▶ _WORK ORDER 1_
In the Sprint contact center text, what question does Anna Convery say the process began with?
▶ _WORK ORDER 2_
According to the Sprint contact center text, where could the calls reaching Sprint's contact center agents have been answered instead? List every place it names.
▶ _WORK ORDER 3_
Repeat the part of the Sprint contact center text starting at "Anna Convery, chief" and ending at "according to Convery.".

▶ _READING TEXT_
***
Anna Convery, chief marketing officer at ClickFox, says the process began with one question: “How difficult is it to interact with Sprint?” ClickFox, she says, looked at “not just the service [but also] the customer experience across channels.” In particular, she recalls, the initial focus compared the experience at Sprint’s retail outlets to that of the Web site and Sprint’s interactive voice response (IVR) system. “After that,” she says, “we then focused on knowledge and information for agent optimization and agent training.”

Splitting agent optimization into two phases, Sprint first concentrated on improving its agents’ skill sets and knowledge to ensure “they were aligned correctly with what the customer needed,” according to Convery. 

One clear concern was that Sprint contact center agents were receiving calls that could have been—and perhaps should have been—answered within the self-service IVR, at a retail store, or at Sprint.com. After identifying and improving those pain points—what Convery calls “broken areas of interaction”—fewer calls ended up requiring agent involvement, allowing Sprint to cut costs considerably. “Sprint is one of the companies that’s able to service the customer better with fewer agents,” Convery says.
***
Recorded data
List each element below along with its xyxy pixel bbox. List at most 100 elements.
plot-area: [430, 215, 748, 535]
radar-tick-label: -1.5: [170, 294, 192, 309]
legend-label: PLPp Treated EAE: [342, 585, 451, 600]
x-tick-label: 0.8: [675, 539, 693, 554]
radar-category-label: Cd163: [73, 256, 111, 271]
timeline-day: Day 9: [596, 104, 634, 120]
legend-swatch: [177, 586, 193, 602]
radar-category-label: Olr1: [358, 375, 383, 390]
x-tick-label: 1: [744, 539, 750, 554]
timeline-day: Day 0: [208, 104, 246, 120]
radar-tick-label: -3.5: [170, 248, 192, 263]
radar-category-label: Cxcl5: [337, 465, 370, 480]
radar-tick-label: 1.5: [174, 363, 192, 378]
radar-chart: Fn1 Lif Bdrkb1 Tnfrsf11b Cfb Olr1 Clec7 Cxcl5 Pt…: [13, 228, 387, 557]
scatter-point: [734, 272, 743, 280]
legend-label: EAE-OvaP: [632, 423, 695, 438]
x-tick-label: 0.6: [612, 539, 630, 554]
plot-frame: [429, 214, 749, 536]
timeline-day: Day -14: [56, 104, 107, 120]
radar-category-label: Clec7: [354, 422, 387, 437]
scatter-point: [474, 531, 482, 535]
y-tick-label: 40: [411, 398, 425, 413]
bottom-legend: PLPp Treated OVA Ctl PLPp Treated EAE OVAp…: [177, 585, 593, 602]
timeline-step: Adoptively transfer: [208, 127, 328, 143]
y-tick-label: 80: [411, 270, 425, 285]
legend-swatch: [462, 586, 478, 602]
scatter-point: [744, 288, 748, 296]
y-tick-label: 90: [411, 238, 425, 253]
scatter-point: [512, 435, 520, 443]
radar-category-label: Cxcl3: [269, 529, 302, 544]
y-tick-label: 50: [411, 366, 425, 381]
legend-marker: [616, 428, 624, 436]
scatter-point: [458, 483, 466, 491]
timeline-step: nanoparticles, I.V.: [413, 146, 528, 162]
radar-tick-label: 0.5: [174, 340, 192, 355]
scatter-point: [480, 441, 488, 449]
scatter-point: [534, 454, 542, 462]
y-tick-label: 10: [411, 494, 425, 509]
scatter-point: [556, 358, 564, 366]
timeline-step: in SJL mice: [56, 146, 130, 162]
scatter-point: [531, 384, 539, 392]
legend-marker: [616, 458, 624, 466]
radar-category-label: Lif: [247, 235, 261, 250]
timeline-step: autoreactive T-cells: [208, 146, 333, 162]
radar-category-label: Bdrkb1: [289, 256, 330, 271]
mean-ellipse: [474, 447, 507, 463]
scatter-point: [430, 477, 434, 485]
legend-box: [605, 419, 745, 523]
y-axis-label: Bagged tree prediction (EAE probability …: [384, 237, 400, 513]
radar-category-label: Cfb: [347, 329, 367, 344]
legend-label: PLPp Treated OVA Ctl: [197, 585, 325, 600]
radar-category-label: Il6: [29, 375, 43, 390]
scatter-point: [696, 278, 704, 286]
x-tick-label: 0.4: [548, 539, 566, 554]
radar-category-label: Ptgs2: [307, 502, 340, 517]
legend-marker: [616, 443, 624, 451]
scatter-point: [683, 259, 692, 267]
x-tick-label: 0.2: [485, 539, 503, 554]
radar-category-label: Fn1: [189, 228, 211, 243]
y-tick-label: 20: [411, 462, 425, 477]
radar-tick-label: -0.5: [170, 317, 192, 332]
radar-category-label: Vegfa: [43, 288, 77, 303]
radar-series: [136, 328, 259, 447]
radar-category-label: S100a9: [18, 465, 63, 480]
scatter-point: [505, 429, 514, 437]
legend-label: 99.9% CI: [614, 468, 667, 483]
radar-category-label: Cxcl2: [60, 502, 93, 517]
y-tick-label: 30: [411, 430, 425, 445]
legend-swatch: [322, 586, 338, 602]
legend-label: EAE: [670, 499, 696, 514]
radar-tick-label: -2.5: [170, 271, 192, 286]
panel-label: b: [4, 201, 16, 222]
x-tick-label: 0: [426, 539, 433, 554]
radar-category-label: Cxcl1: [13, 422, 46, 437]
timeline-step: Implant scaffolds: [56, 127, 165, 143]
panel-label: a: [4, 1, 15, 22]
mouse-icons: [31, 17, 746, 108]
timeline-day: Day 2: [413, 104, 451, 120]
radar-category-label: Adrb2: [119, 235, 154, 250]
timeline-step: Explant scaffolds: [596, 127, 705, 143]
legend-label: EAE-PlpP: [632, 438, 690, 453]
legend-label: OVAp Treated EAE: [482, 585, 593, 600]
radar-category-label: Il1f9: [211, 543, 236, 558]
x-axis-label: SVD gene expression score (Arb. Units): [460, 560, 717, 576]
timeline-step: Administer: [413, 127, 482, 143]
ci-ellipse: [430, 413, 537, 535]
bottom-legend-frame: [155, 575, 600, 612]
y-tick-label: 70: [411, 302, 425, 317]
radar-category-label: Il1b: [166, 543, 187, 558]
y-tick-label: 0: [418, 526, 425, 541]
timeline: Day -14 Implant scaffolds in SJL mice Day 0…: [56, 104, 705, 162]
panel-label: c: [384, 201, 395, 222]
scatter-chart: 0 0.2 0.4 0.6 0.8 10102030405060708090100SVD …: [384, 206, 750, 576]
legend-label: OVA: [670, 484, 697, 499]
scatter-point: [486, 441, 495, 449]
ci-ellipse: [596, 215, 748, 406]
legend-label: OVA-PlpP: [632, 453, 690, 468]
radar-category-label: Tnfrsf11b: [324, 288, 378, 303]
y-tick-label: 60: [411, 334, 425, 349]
***
▶ _EXERCISE ANSWER 1_
"How difficult is it to interact with Sprint?"

▶ _EXERCISE ANSWER 2_
- The self-service IVR
- A retail store
- Sprint.com

▶ _EXERCISE ANSWER 3_
Anna Convery, chief marketing officer at ClickFox, says the process began with one question: “How difficult is it to interact with Sprint?” ClickFox, she says, looked at “not just the service [but also] the customer experience across channels.” In particular, she recalls, the initial focus compared the experience at Sprint’s retail outlets to that of the Web site and Sprint’s interactive voice response (IVR) system. “After that,” she says, “we then focused on knowledge and information for agent optimization and agent training.”

Splitting agent optimization into two phases, Sprint first concentrated on improving its agents’ skill sets and knowledge to ensure “they were aligned correctly with what the customer needed,” according to Convery.